══ DATA SHOWN ══

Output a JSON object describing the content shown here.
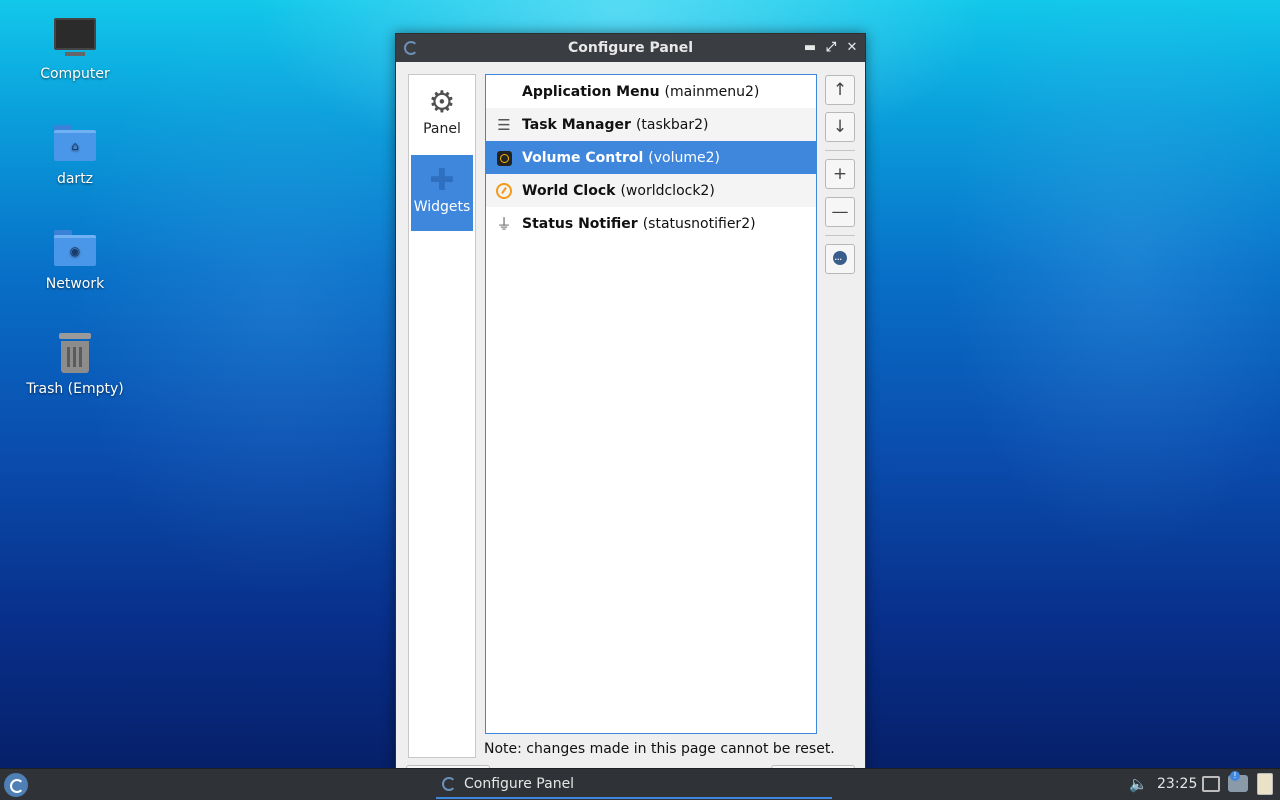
{
  "desktop": {
    "icons": [
      {
        "label": "Computer"
      },
      {
        "label": "dartz"
      },
      {
        "label": "Network"
      },
      {
        "label": "Trash (Empty)"
      }
    ]
  },
  "dialog": {
    "title": "Configure Panel",
    "sidebar": [
      {
        "label": "Panel",
        "icon": "gear-icon",
        "selected": false
      },
      {
        "label": "Widgets",
        "icon": "puzzle-icon",
        "selected": true
      }
    ],
    "widgets": [
      {
        "name": "Application Menu",
        "id": "(mainmenu2)",
        "icon": "none",
        "selected": false
      },
      {
        "name": "Task Manager",
        "id": "(taskbar2)",
        "icon": "taskbar-icon",
        "selected": false
      },
      {
        "name": "Volume Control",
        "id": "(volume2)",
        "icon": "volume-icon",
        "selected": true
      },
      {
        "name": "World Clock",
        "id": "(worldclock2)",
        "icon": "clock-icon",
        "selected": false
      },
      {
        "name": "Status Notifier",
        "id": "(statusnotifier2)",
        "icon": "usb-icon",
        "selected": false
      }
    ],
    "note": "Note: changes made in this page cannot be reset.",
    "buttons": {
      "move_up": "↑",
      "move_down": "↓",
      "add": "+",
      "remove": "—"
    }
  },
  "taskbar": {
    "task_label": "Configure Panel",
    "clock": "23:25"
  },
  "colors": {
    "selection": "#3f86dd",
    "titlebar": "#3a3d41",
    "taskbar": "#2f3236"
  }
}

═══

THE PROBLEM: Restate the records word for word, omitting images.

SOLUTION TO THIS PROBLEM:
Output a JSON object describing the content shown here.
{
  "desktop": {
    "icons": [
      {
        "label": "Computer"
      },
      {
        "label": "dartz"
      },
      {
        "label": "Network"
      },
      {
        "label": "Trash (Empty)"
      }
    ]
  },
  "dialog": {
    "title": "Configure Panel",
    "sidebar": [
      {
        "label": "Panel",
        "icon": "gear-icon",
        "selected": false
      },
      {
        "label": "Widgets",
        "icon": "puzzle-icon",
        "selected": true
      }
    ],
    "widgets": [
      {
        "name": "Application Menu",
        "id": "(mainmenu2)",
        "icon": "none",
        "selected": false
      },
      {
        "name": "Task Manager",
        "id": "(taskbar2)",
        "icon": "taskbar-icon",
        "selected": false
      },
      {
        "name": "Volume Control",
        "id": "(volume2)",
        "icon": "volume-icon",
        "selected": true
      },
      {
        "name": "World Clock",
        "id": "(worldclock2)",
        "icon": "clock-icon",
        "selected": false
      },
      {
        "name": "Status Notifier",
        "id": "(statusnotifier2)",
        "icon": "usb-icon",
        "selected": false
      }
    ],
    "note": "Note: changes made in this page cannot be reset.",
    "buttons": {
      "move_up": "↑",
      "move_down": "↓",
      "add": "+",
      "remove": "—"
    }
  },
  "taskbar": {
    "task_label": "Configure Panel",
    "clock": "23:25"
  },
  "colors": {
    "selection": "#3f86dd",
    "titlebar": "#3a3d41",
    "taskbar": "#2f3236"
  }
}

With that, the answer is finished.